[Tugas yang Diberikan a] Dalam teks tentang keterampilan berpikir, berapa banyak pikiran yang dihadapi manusia setiap hari menurut Canfield dan Hansen?

Pengembangan Kapasitas Berpikir


KETERAMPILAN BERPIKIR DALAM PERSPEKTIF PENDIDIKAN

Oleh :
Asep Rohiman Lesmana

A.   PENDAHULUAN
Pikiran adalah kekuatan yang sangat efektif. Tanpanya, setiap kekuatan hanya besar saja (Hugo dalam Elfiky, 2010). Socrates mengemukakan bahwa ciri manusia hidup itu adalah berpikir. Manusia dianggap hidup normal manakala ia menggunakan pikirannya, hal ini sesuai pula dengan yang diungkapkan Pascal bahwa kemuliaan manusia terletak pada pikirannya. Dalam al-Khawathir, Syekh Muhammad Mutawalli al-Sya’rawi mengatakan, “pikiran adalah alat ukur yang digunakan manusia untuk memilih sesuatu yang dinilai lebih baik dan lebih menjamin masa depan diri dan keluarganya.”
Ketika lahir, manusia itu bersih. Data yang terdapat dalam otaknya jernih. Ia belum mengerti makna bahasa apa pun. Orangtua mulai mengajaknya berkomunikasi dengan ekpresi wajah dan gerakan tubuh secara berulang-ulang sampai si buah hati bisa mengucapkan kata-kata. Sesudah proses itu terlewati, buah hati sudah dapat berkomunikasi dan merangkai pikirannya sendiri. Rangkaian berpikir berasal dari file-file yang ada di otak manusia. Salah satu makhluk hidup yang diberikan akal oleh Alloh SWT yaitu manusia. Jadi, dalam akal manusia terdapat banyak arsip atu file yang berisi pengetahuan, bahasa, norma, keyakinan, dan prinsip.
Setiap hari perlu kita berpikir positif. Hal ini sesuai dengan pendapat Canfield dan Hansen, bahwa manusia setiap harinya menghadapi lebih dari 60.000 pikiran. Satu-satunya yang dibutuhkan sejumlah besar pikiran ini adalah pengarahan. Jika arah yang ditentukan bersifat negatif maka sekitar 60.000 pikiran akan keluar dari memori ke arah negatif. Sebaliknya, jika pengarahannya positif maka sejumlah pikiran yang sama juga akan keluar dari ruang memori ke arah yang positif.

[Data Kerja]
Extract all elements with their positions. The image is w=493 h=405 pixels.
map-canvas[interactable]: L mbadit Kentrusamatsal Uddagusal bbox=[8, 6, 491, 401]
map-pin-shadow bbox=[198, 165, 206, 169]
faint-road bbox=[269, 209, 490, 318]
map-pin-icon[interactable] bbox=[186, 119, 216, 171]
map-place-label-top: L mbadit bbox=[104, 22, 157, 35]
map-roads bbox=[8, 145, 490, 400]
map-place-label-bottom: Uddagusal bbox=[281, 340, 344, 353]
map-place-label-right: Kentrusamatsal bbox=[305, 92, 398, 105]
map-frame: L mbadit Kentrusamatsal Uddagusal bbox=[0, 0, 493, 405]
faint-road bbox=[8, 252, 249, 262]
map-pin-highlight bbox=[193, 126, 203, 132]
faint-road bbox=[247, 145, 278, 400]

[Tugas yang Diberikan b] Salin tanpa perubahan bagian data kerja dari baris pertama sampai baris yang memuat "map-place-label-top: L mbadit", termasuk kedua batasnya.

[Jawaban yang Diharapkan a] Lebih dari 60.000 pikiran.

[Jawaban yang Diharapkan b]
Extract all elements with their positions. The image is w=493 h=405 pixels.
map-canvas[interactable]: L mbadit Kentrusamatsal Uddagusal bbox=[8, 6, 491, 401]
map-pin-shadow bbox=[198, 165, 206, 169]
faint-road bbox=[269, 209, 490, 318]
map-pin-icon[interactable] bbox=[186, 119, 216, 171]
map-place-label-top: L mbadit bbox=[104, 22, 157, 35]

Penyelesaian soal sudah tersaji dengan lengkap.